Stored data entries
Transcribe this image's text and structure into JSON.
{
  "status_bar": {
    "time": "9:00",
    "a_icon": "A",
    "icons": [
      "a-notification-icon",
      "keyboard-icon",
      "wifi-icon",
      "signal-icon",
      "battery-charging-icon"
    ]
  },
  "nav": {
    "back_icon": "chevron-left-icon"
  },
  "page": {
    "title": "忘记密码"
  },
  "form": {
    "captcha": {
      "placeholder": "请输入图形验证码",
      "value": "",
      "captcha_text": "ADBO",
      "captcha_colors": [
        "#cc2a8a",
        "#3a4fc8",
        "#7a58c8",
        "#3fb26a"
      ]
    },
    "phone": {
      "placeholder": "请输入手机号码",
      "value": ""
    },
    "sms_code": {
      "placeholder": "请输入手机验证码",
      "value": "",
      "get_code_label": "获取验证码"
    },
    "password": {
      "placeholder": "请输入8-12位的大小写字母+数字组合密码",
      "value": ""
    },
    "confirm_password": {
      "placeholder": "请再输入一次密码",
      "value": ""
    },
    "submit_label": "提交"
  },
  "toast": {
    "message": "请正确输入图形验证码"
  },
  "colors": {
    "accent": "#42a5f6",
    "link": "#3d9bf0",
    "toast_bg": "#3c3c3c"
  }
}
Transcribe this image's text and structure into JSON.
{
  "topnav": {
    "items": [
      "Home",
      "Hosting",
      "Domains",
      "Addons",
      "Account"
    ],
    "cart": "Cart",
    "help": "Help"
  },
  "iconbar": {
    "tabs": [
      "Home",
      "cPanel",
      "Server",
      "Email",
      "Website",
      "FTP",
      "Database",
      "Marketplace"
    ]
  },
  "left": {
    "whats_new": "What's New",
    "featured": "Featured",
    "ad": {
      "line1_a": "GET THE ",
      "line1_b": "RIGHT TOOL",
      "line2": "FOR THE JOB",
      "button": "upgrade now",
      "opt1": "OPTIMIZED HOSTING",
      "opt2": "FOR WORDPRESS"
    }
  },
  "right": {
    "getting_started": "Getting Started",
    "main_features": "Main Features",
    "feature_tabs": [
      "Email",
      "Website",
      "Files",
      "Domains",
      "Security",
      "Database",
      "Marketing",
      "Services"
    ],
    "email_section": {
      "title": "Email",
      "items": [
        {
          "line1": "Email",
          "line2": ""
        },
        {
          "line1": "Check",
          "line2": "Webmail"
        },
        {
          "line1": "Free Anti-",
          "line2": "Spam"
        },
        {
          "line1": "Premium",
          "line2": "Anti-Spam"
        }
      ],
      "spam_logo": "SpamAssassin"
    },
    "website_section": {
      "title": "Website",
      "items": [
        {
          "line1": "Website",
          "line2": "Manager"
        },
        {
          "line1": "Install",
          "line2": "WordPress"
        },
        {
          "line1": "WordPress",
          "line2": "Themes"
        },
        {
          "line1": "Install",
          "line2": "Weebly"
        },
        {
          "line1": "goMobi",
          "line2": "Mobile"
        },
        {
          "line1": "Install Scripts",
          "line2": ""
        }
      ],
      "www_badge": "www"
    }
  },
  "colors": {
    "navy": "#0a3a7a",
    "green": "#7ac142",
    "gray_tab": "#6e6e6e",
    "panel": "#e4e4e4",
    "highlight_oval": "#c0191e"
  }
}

PROBLEM TO SOLVE → Extract all of the data above and output it character for character.

EXERCISE SOLUTION →
Transcribe this image's text and structure into JSON.
{
  "status_bar": {
    "time": "9:00",
    "a_icon": "A",
    "icons": [
      "a-notification-icon",
      "keyboard-icon",
      "wifi-icon",
      "signal-icon",
      "battery-charging-icon"
    ]
  },
  "nav": {
    "back_icon": "chevron-left-icon"
  },
  "page": {
    "title": "忘记密码"
  },
  "form": {
    "captcha": {
      "placeholder": "请输入图形验证码",
      "value": "",
      "captcha_text": "ADBO",
      "captcha_colors": [
        "#cc2a8a",
        "#3a4fc8",
        "#7a58c8",
        "#3fb26a"
      ]
    },
    "phone": {
      "placeholder": "请输入手机号码",
      "value": ""
    },
    "sms_code": {
      "placeholder": "请输入手机验证码",
      "value": "",
      "get_code_label": "获取验证码"
    },
    "password": {
      "placeholder": "请输入8-12位的大小写字母+数字组合密码",
      "value": ""
    },
    "confirm_password": {
      "placeholder": "请再输入一次密码",
      "value": ""
    },
    "submit_label": "提交"
  },
  "toast": {
    "message": "请正确输入图形验证码"
  },
  "colors": {
    "accent": "#42a5f6",
    "link": "#3d9bf0",
    "toast_bg": "#3c3c3c"
  }
}
Transcribe this image's text and structure into JSON.
{
  "topnav": {
    "items": [
      "Home",
      "Hosting",
      "Domains",
      "Addons",
      "Account"
    ],
    "cart": "Cart",
    "help": "Help"
  },
  "iconbar": {
    "tabs": [
      "Home",
      "cPanel",
      "Server",
      "Email",
      "Website",
      "FTP",
      "Database",
      "Marketplace"
    ]
  },
  "left": {
    "whats_new": "What's New",
    "featured": "Featured",
    "ad": {
      "line1_a": "GET THE ",
      "line1_b": "RIGHT TOOL",
      "line2": "FOR THE JOB",
      "button": "upgrade now",
      "opt1": "OPTIMIZED HOSTING",
      "opt2": "FOR WORDPRESS"
    }
  },
  "right": {
    "getting_started": "Getting Started",
    "main_features": "Main Features",
    "feature_tabs": [
      "Email",
      "Website",
      "Files",
      "Domains",
      "Security",
      "Database",
      "Marketing",
      "Services"
    ],
    "email_section": {
      "title": "Email",
      "items": [
        {
          "line1": "Email",
          "line2": ""
        },
        {
          "line1": "Check",
          "line2": "Webmail"
        },
        {
          "line1": "Free Anti-",
          "line2": "Spam"
        },
        {
          "line1": "Premium",
          "line2": "Anti-Spam"
        }
      ],
      "spam_logo": "SpamAssassin"
    },
    "website_section": {
      "title": "Website",
      "items": [
        {
          "line1": "Website",
          "line2": "Manager"
        },
        {
          "line1": "Install",
          "line2": "WordPress"
        },
        {
          "line1": "WordPress",
          "line2": "Themes"
        },
        {
          "line1": "Install",
          "line2": "Weebly"
        },
        {
          "line1": "goMobi",
          "line2": "Mobile"
        },
        {
          "line1": "Install Scripts",
          "line2": ""
        }
      ],
      "www_badge": "www"
    }
  },
  "colors": {
    "navy": "#0a3a7a",
    "green": "#7ac142",
    "gray_tab": "#6e6e6e",
    "panel": "#e4e4e4",
    "highlight_oval": "#c0191e"
  }
}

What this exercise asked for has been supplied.